### Instructions for the task
Look through the records below and collect all lines that hold the string "married".

++++++++

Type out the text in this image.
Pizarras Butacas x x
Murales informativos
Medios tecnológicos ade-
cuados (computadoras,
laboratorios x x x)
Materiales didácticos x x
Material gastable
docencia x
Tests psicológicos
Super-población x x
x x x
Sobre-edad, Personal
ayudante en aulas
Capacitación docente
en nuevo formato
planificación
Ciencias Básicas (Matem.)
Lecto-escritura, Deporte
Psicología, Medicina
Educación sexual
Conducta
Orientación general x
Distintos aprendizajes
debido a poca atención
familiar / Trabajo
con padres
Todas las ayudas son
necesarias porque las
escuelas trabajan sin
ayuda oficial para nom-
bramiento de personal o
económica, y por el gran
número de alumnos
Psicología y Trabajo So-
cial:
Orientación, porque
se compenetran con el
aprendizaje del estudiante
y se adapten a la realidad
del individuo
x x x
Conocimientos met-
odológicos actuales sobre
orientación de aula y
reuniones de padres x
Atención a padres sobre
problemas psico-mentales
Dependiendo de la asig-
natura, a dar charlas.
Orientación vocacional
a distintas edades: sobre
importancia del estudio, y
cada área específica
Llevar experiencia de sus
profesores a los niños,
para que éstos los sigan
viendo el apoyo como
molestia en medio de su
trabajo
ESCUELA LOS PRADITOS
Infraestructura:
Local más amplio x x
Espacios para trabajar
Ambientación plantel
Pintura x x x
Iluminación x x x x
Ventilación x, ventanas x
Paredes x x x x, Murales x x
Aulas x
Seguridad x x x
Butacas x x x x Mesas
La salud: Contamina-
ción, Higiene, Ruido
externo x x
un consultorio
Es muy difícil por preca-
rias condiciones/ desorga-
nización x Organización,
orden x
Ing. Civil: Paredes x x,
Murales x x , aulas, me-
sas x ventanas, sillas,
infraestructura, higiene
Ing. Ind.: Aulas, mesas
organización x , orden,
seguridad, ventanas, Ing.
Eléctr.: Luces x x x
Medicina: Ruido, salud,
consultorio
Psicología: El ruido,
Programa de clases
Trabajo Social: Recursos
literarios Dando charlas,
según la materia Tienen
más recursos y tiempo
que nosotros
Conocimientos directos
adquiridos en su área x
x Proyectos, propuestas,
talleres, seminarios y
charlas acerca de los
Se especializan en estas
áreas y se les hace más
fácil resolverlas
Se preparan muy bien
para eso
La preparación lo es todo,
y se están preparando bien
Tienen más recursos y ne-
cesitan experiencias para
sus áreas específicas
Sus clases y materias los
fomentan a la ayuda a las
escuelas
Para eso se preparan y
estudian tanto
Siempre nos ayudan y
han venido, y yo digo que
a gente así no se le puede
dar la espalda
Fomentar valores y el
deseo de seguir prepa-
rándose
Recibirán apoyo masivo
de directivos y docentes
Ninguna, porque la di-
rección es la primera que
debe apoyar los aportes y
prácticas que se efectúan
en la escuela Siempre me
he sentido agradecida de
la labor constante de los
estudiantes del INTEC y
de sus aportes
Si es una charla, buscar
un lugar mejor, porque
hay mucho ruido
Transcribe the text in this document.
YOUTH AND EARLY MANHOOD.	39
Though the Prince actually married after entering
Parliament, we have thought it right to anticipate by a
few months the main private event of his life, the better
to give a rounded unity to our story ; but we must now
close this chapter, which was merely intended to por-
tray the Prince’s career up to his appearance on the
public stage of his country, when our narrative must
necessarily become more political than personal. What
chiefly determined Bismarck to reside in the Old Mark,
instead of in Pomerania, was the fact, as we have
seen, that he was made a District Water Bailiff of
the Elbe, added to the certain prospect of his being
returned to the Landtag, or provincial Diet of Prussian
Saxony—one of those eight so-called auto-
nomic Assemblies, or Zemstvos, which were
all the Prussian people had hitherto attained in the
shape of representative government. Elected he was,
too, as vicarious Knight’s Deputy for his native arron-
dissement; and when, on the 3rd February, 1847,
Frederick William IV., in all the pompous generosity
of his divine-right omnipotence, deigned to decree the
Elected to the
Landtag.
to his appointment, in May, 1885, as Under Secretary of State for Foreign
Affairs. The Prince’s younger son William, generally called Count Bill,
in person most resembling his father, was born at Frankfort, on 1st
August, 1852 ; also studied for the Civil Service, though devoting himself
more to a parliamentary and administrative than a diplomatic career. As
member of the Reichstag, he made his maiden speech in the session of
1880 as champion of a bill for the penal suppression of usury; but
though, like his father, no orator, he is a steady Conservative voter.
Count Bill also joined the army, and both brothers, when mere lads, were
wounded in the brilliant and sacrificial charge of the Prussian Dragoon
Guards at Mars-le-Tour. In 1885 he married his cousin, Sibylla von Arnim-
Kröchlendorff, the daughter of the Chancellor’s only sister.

++++++++

### Full solution
Though the Prince actually married after entering
Guards at Mars-le-Tour. In 1885 he married his cousin, Sibylla von Arnim-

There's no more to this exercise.